# start of PROVIDED DATA
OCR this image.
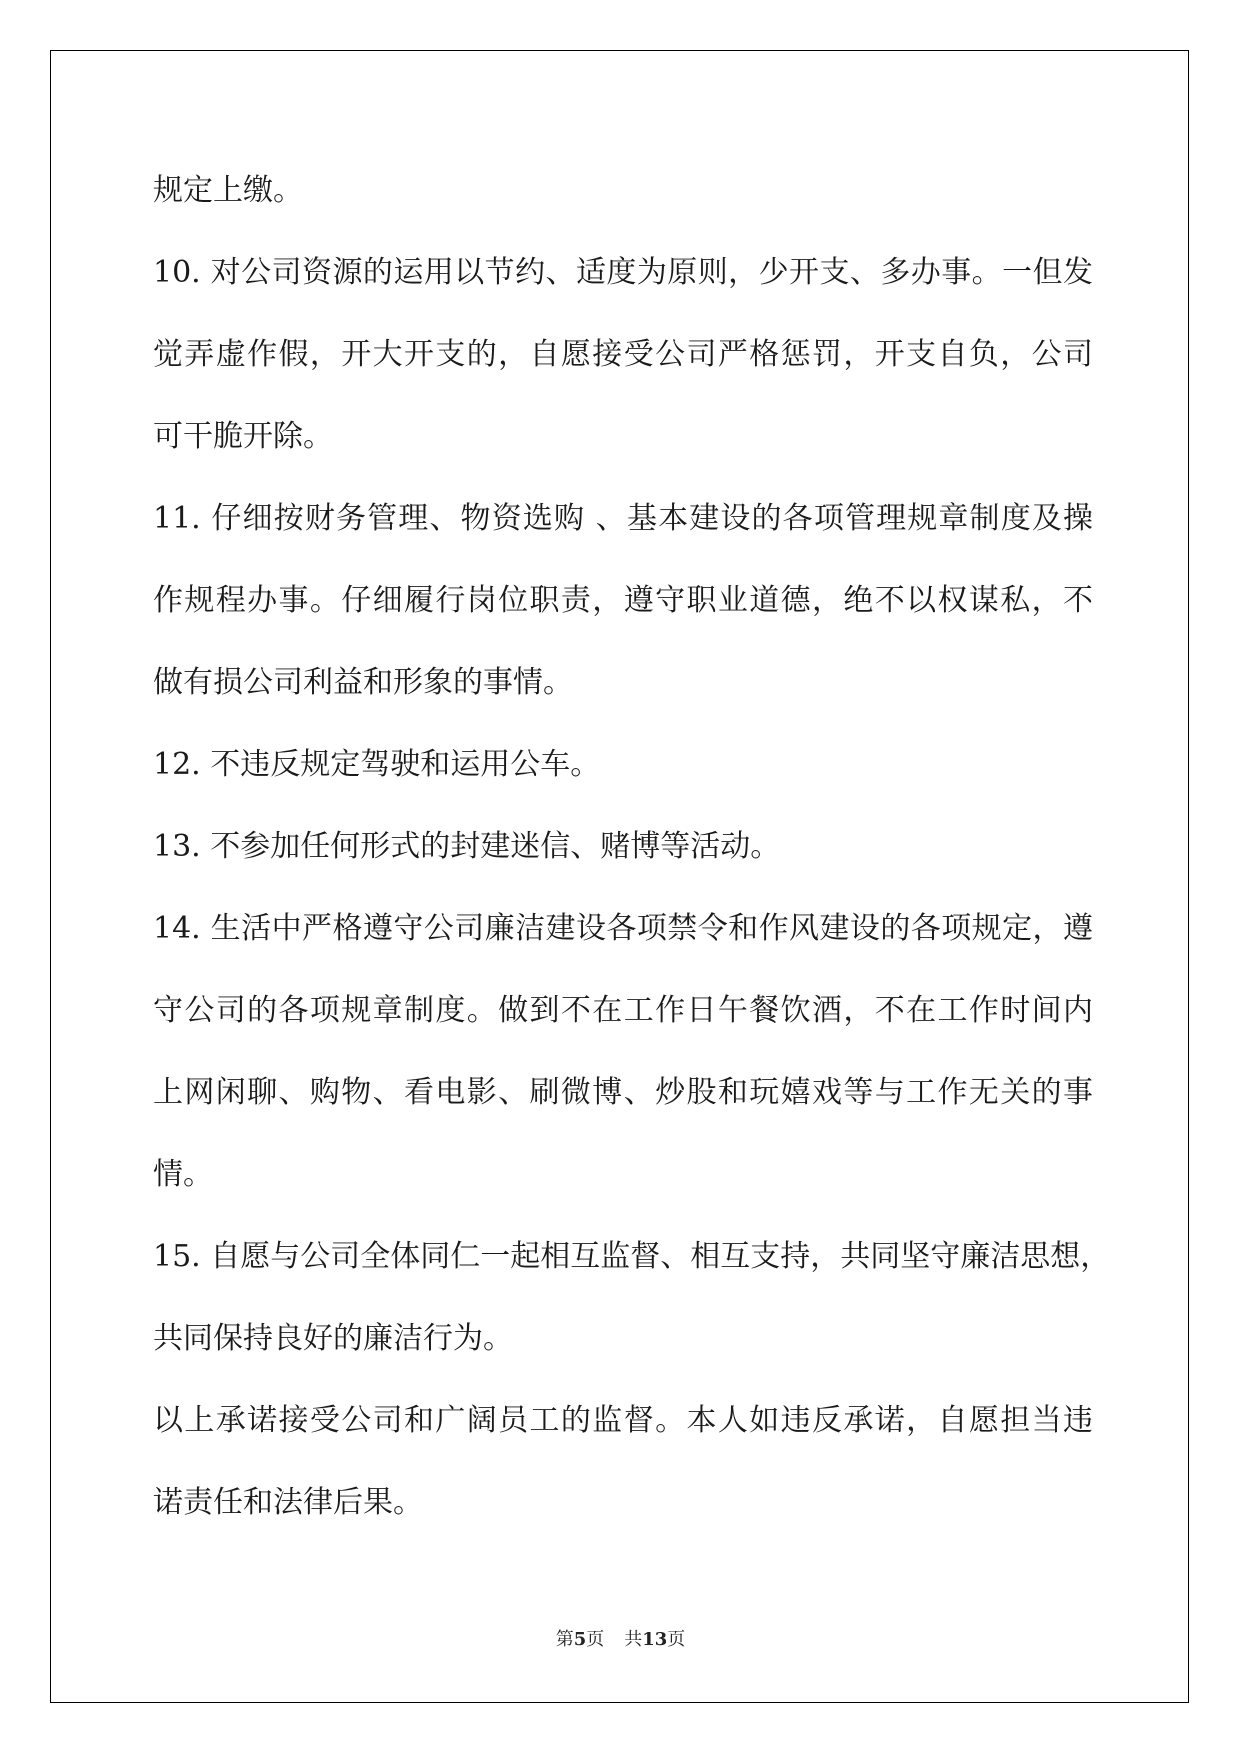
规定上缴。
10. 对公司资源的运用以节约、适度为原则，少开支、多办事。一但发
觉弄虚作假，开大开支的，自愿接受公司严格惩罚，开支自负，公司
可干脆开除。
11. 仔细按财务管理、物资选购 、基本建设的各项管理规章制度及操
作规程办事。仔细履行岗位职责，遵守职业道德，绝不以权谋私，不
做有损公司利益和形象的事情。
12. 不违反规定驾驶和运用公车。
13. 不参加任何形式的封建迷信、赌博等活动。
14. 生活中严格遵守公司廉洁建设各项禁令和作风建设的各项规定，遵
守公司的各项规章制度。做到不在工作日午餐饮酒，不在工作时间内
上网闲聊、购物、看电影、刷微博、炒股和玩嬉戏等与工作无关的事
情。
15. 自愿与公司全体同仁一起相互监督、相互支持，共同坚守廉洁思想，
共同保持良好的廉洁行为。
以上承诺接受公司和广阔员工的监督。本人如违反承诺，自愿担当违
诺责任和法律后果。
第5页 共13页
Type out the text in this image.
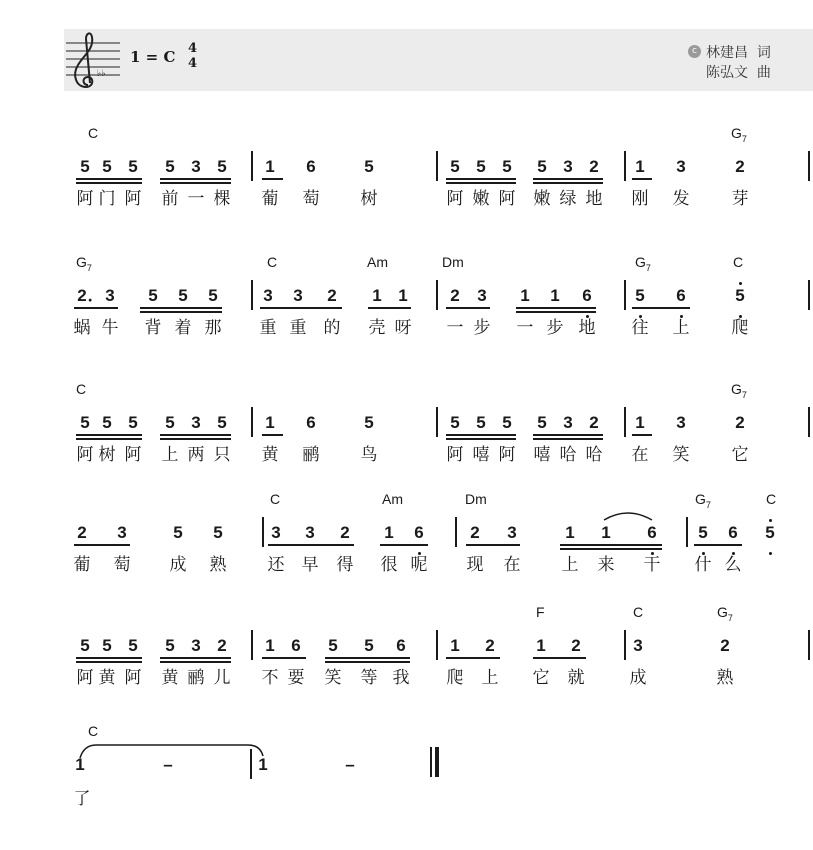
♭♭
1 = C 4
4
c 林建昌 词
陈弘文 曲
C	$G_7$
5 5 5	5 3 5	1	6	5	5 5 5	5 3 2	1	3	2
阿 门 阿 前 一 棵 葡 萄 树	阿 嫩 阿 嫩 绿 地 刚 发 芽
$G_7$	C	Am	Dm	$G_7$	C
2	3	5	5	5	3	3	2	1 1	2	3	1	1	6	5	6	5
．
蜗 牛 背 着 那 重 重 的 壳 呀 一 步 一 步 地 往 上 爬
C	$G_7$
5 5 5	5 3 5	1	6	5	5 5 5	5 3 2	1	3	2
阿 树 阿 上 两 只 黄 鹂 鸟	阿 嘻 阿 嘻 哈 哈 在 笑 它
C	Am	Dm	$G_7$	C
2	3	5	5	3	3	2	1	6	2	3	1	1	6	5	6	5
葡 萄 成 熟 还 早 得 很 呢 现 在 上 来 干 什 么
F	C	$G_7$
5 5 5	5 3 2	1 6	5	5	6	1	2	1	2	3	2
阿 黄 阿 黄 鹂 儿 不 要 笑 等 我 爬 上 它 就	成	熟
C
1	–	1	–
了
# end of PROVIDED DATA
[WORK TO COMPLETE]
Leave the pictures out and write out every entry exactly as given.

[WRITTEN ANSWER]
OCR this image.
规定上缴。
10. 对公司资源的运用以节约、适度为原则，少开支、多办事。一但发
觉弄虚作假，开大开支的，自愿接受公司严格惩罚，开支自负，公司
可干脆开除。
11. 仔细按财务管理、物资选购 、基本建设的各项管理规章制度及操
作规程办事。仔细履行岗位职责，遵守职业道德，绝不以权谋私，不
做有损公司利益和形象的事情。
12. 不违反规定驾驶和运用公车。
13. 不参加任何形式的封建迷信、赌博等活动。
14. 生活中严格遵守公司廉洁建设各项禁令和作风建设的各项规定，遵
守公司的各项规章制度。做到不在工作日午餐饮酒，不在工作时间内
上网闲聊、购物、看电影、刷微博、炒股和玩嬉戏等与工作无关的事
情。
15. 自愿与公司全体同仁一起相互监督、相互支持，共同坚守廉洁思想，
共同保持良好的廉洁行为。
以上承诺接受公司和广阔员工的监督。本人如违反承诺，自愿担当违
诺责任和法律后果。
第5页 共13页
Type out the text in this image.
♭♭
1 = C 4
4
c 林建昌 词
陈弘文 曲
C	$G_7$
5 5 5	5 3 5	1	6	5	5 5 5	5 3 2	1	3	2
阿 门 阿 前 一 棵 葡 萄 树	阿 嫩 阿 嫩 绿 地 刚 发 芽
$G_7$	C	Am	Dm	$G_7$	C
2	3	5	5	5	3	3	2	1 1	2	3	1	1	6	5	6	5
．
蜗 牛 背 着 那 重 重 的 壳 呀 一 步 一 步 地 往 上 爬
C	$G_7$
5 5 5	5 3 5	1	6	5	5 5 5	5 3 2	1	3	2
阿 树 阿 上 两 只 黄 鹂 鸟	阿 嘻 阿 嘻 哈 哈 在 笑 它
C	Am	Dm	$G_7$	C
2	3	5	5	3	3	2	1	6	2	3	1	1	6	5	6	5
葡 萄 成 熟 还 早 得 很 呢 现 在 上 来 干 什 么
F	C	$G_7$
5 5 5	5 3 2	1 6	5	5	6	1	2	1	2	3	2
阿 黄 阿 黄 鹂 儿 不 要 笑 等 我 爬 上 它 就	成	熟
C
1	–	1	–
了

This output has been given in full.